-- START OF Selection --
Nov 02 2004, 01:32 AM
My mother has been approached by someone who wants to buy a 10 acre track of land that she inherited. She is seriously thinking about seling it, but asked me and my brother if we ever saw ourselves wanting to use it for somthing. It used to be pretty much in the middle of nowhere (farm field) , but the white flight has hit the area hard and along with the trac housing with dumb names like "pheasant springs" land is going fast. Long story short what would be the theasiblity of putting a good LONG 18 holer in 10 acres? Can it be done?

circle_2
Nov 02 2004, 11:29 AM
Are there trees, changes in altitude, creek(s)?

ck34
Nov 02 2004, 11:35 AM
Short answer is 'no.' About 25 acres is needed in most cases to get any length for 18 unless you zigzag back and forth with only tight woods holes but even then I'd say at least 15 acres for that. I've seen it done where Terry Calhoun has 18 different holes but only 9 baskets by designing a completely different routing for the second nine on his home course.

airspuds
Nov 02 2004, 12:45 PM
hold on to the land if you can
wish i had that choice/opportunity

there are several good resources on this site
under course development

i would suggest 12 baskets
play 3 times equals 36 holes played

set up 2 tees and or 2 basket locations
this should give you enough variety to keep the course
interesting
plus you can always play the course backwards also

also john H has a good interview on PDGA radio

DweLLeR
Nov 02 2004, 01:17 PM
Uh, hold on to it till you get the price you want. BUT, use the money to buy 20-50 acres, be selective considering the above thread, and build 24-27 holes on a prime piece of real estate.

If you have a housing development right around the corner, you may not be able to place a course there as it is. I think it has something to do with how the land you have is zoned.
-- END OF Selection --
_Stated goal 1_
Reproduce the part of the forum thread starting with "i would suggest" and going on through "of real estate.".
The forum thread and the records that follow it come from unrelated sources.
-- START OF Listed entries --
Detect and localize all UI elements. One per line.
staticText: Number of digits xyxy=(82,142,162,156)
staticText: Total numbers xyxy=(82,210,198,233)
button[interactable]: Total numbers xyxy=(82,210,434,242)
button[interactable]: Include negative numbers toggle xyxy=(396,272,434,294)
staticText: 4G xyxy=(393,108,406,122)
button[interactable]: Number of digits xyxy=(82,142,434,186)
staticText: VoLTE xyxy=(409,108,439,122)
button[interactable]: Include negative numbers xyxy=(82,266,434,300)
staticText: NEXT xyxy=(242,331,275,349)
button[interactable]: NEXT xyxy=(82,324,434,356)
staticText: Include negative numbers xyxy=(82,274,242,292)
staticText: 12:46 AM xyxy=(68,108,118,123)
-- END OF Listed entries --
-- START OF Listed entries --
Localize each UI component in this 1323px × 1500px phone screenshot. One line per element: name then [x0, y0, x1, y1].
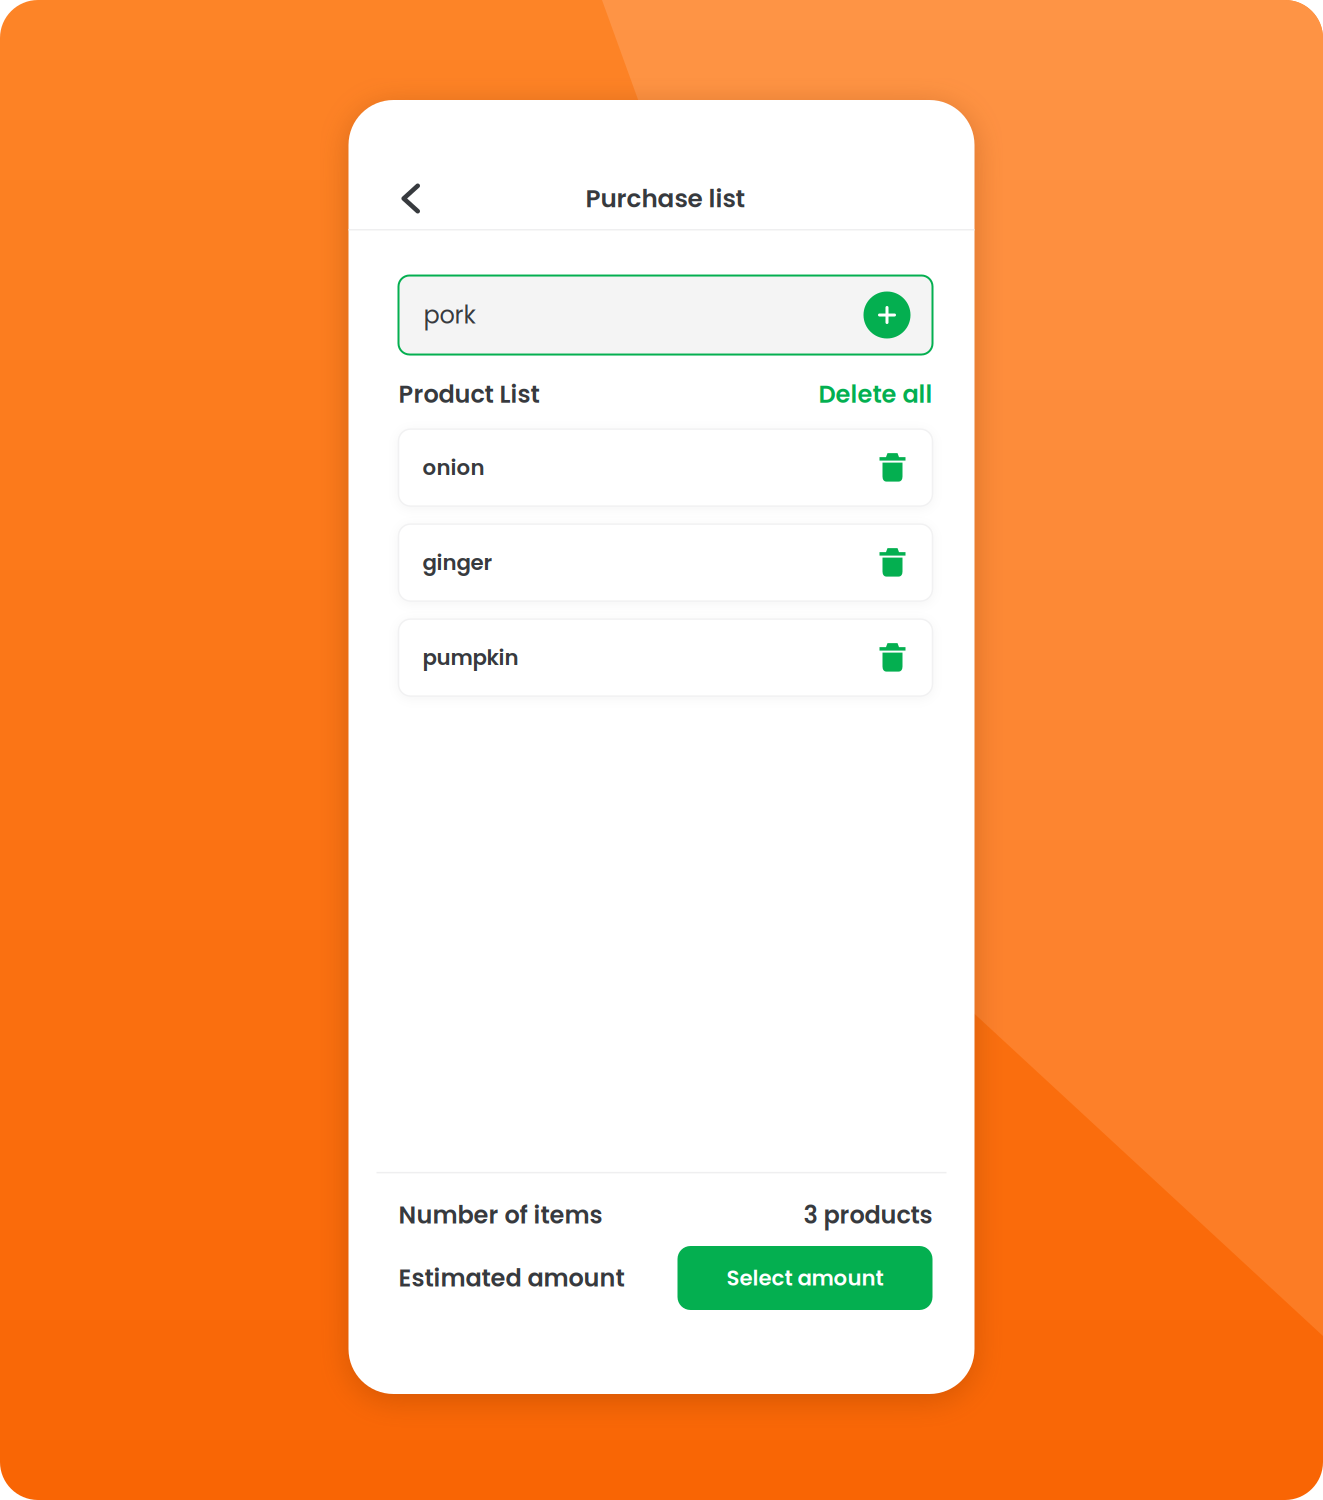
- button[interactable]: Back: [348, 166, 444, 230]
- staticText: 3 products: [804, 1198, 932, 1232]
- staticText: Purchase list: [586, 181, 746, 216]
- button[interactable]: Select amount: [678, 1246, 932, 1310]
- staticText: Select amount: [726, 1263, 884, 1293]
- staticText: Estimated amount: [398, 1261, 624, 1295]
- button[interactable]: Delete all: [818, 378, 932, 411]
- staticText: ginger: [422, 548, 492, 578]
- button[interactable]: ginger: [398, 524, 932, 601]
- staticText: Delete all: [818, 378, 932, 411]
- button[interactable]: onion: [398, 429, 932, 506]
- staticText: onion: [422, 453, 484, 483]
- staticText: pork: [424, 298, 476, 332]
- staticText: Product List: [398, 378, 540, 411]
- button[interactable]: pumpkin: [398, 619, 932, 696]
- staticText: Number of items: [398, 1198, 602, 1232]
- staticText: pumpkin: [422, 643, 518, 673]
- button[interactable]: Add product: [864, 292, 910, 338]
-- END OF Listed entries --
_Stated goal 2_
Switch "NEXT" to "CONTINUE" in the records, starting with the line with "Detect and localize" and going on through the line with "staticText: 12:46 AM xyxy=(68,108,118,123)". Return only those lines, with nothing else changed.

_Correct response 1_
i would suggest 12 baskets
play 3 times equals 36 holes played

set up 2 tees and or 2 basket locations
this should give you enough variety to keep the course
interesting
plus you can always play the course backwards also

also john H has a good interview on PDGA radio

DweLLeR
Nov 02 2004, 01:17 PM
Uh, hold on to it till you get the price you want. BUT, use the money to buy 20-50 acres, be selective considering the above thread, and build 24-27 holes on a prime piece of real estate.

_Correct response 2_
Detect and localize all UI elements. One per line.
staticText: Number of digits xyxy=(82,142,162,156)
staticText: Total numbers xyxy=(82,210,198,233)
button[interactable]: Total numbers xyxy=(82,210,434,242)
button[interactable]: Include negative numbers toggle xyxy=(396,272,434,294)
staticText: 4G xyxy=(393,108,406,122)
button[interactable]: Number of digits xyxy=(82,142,434,186)
staticText: VoLTE xyxy=(409,108,439,122)
button[interactable]: Include negative numbers xyxy=(82,266,434,300)
staticText: CONTINUE xyxy=(242,331,275,349)
button[interactable]: CONTINUE xyxy=(82,324,434,356)
staticText: Include negative numbers xyxy=(82,274,242,292)
staticText: 12:46 AM xyxy=(68,108,118,123)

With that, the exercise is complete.